◆ SELECTED PASSAGE:
Yet, the Advent season is more than Christmas. The Advent season carries with it expectation, longing, wonder – so many things in tension. And many days I have to just sit with it. I have to hold it. I have to hold the transition of Advent.
Transition is ever-present in my life these days. Transition with family, my second child awaiting replies from colleges. Transition with church, anticipating a new job description and responsibilities in the upcoming year. Transition with my spiritual life, learning to let go of expectations and the way it’s always been done. Transition as a citizen, observing the impeachment proceedings knowing we are in an historic time as a nation.
When I’m in transition, I forget. I forget it is only temporary. The darkness and difficulty of transition can be disorienting, like a dark night of the soul, or the pain of grief. But usually transition leads to life, resurrection, birth. This is the cycle of life and change and all things that make us human.
I’m reminded of the cold January night when I was in labor with Claire. Much of my family drove in to await her birth. And sure enough, in typical Claire fashion, she decided January 5 was her day. It’s not normal for babies to show up on their exact due day (whatever that is), but again, Claire is not a normal kid, and here we were.
On this dark Saturday night, everyone was gone except my mom and two-year-old Brooks. As Eric and I prepared our trek to Boulder in the snow, I knew this was the end of the life I had known. Once I exited my tiny, Old Town Longmont home, my life would never be the same. Our little family’s life would never be the same.
I waddled over to Brooks, two watches strapped to my wrist in a feeble attempt to accurately record my contractions. I bent over as best as I could, holding him, kissing him, and crying. The grief of change, holding the tension of losing my former life and anticipating my new life overwhelmed me.
Transitions hurt. Advent hurts.
Wherever you find yourself in this season, please know you’re not alone. This Advent, while fun and celebratory, can also be difficult and confusing and weird, as we hold what was, what is, and what will be.
And yes, the coming Christ child is everything, but He’s really hard to pin down. You know, being all of all the things, being I AM, being the beginning and the end, being Emmanuel – God with Us. It’s a lot.
And it’s okay to be a little bit miserable and little bit happy all at the same time.

◆ SOURCE EXCERPT:
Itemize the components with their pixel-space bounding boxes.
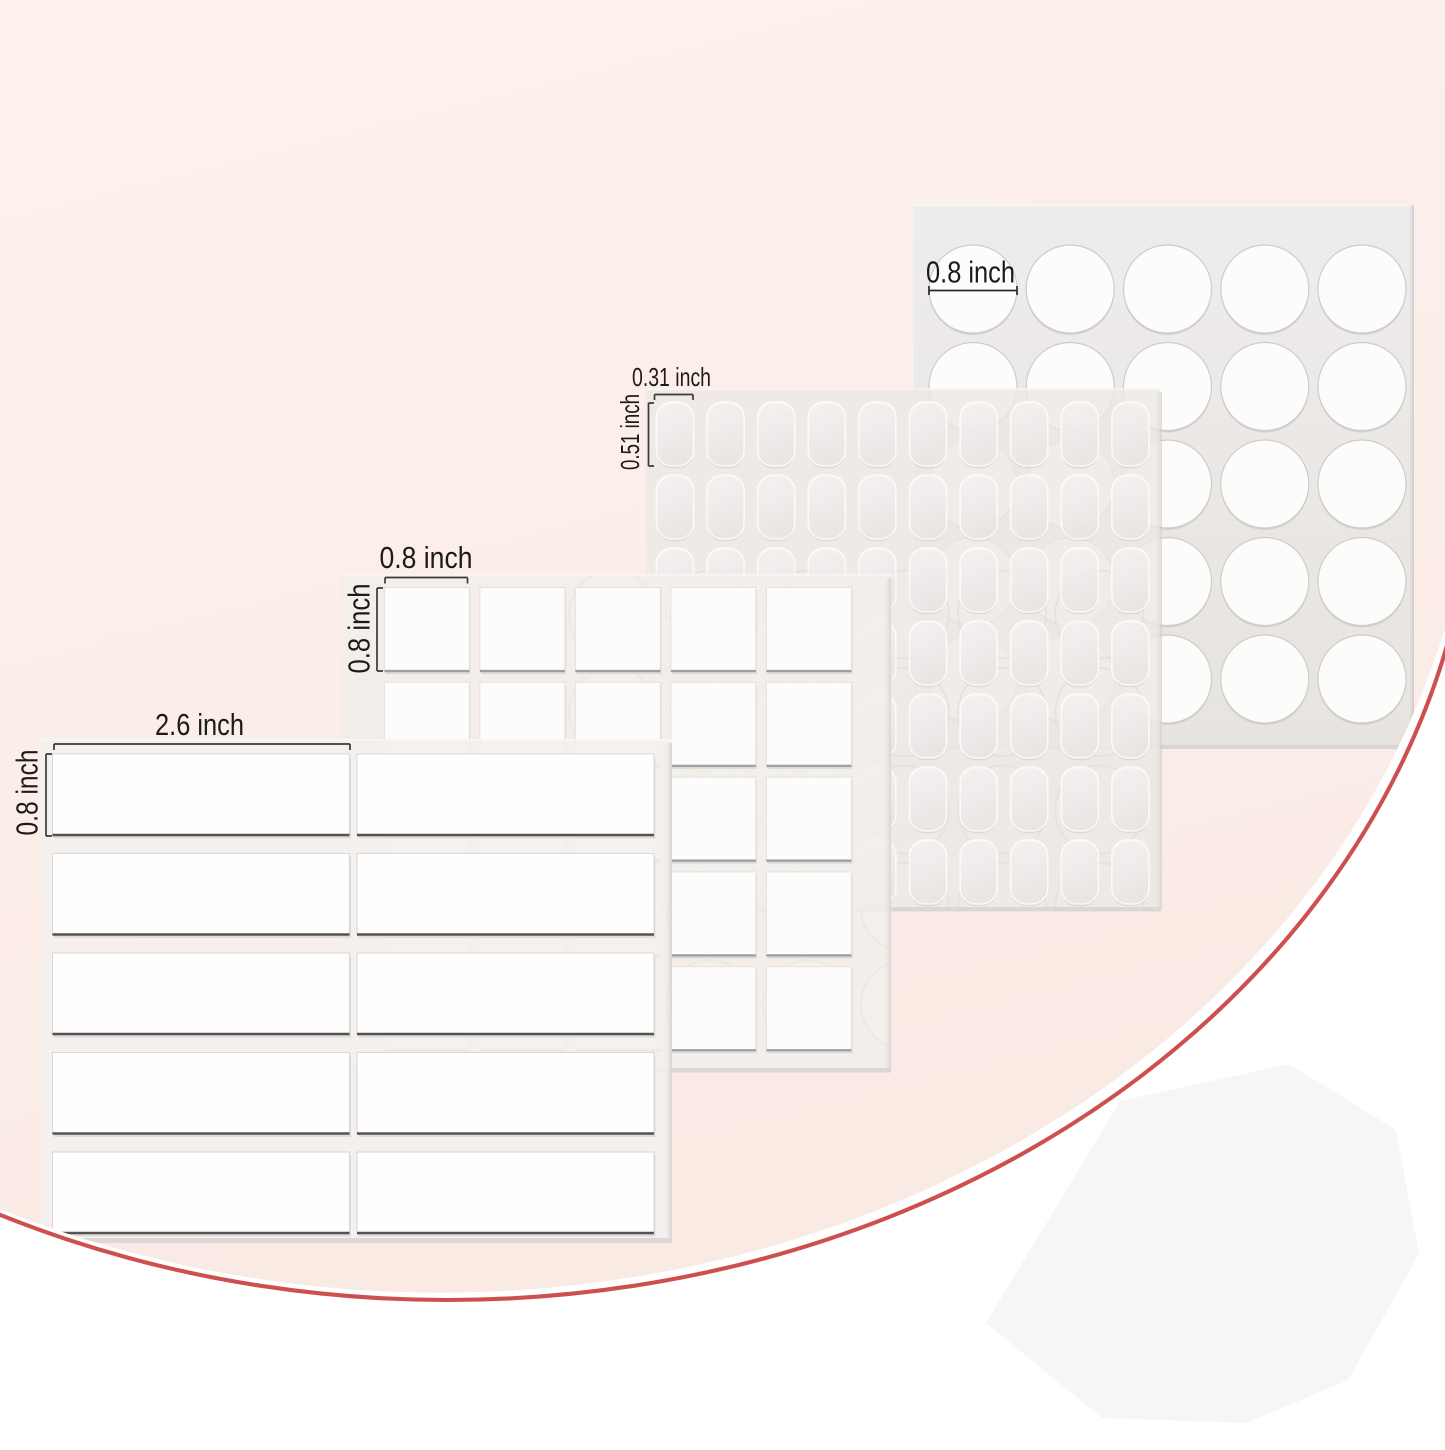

◆ WRITTEN TASK: Please reproduce the Advent reflection word for word, from "When I’m in" to "make us human.". The material above has no connection to the Advent reflection.

◆ ANSWER IN FULL:
When I’m in transition, I forget. I forget it is only temporary. The darkness and difficulty of transition can be disorienting, like a dark night of the soul, or the pain of grief. But usually transition leads to life, resurrection, birth. This is the cycle of life and change and all things that make us human.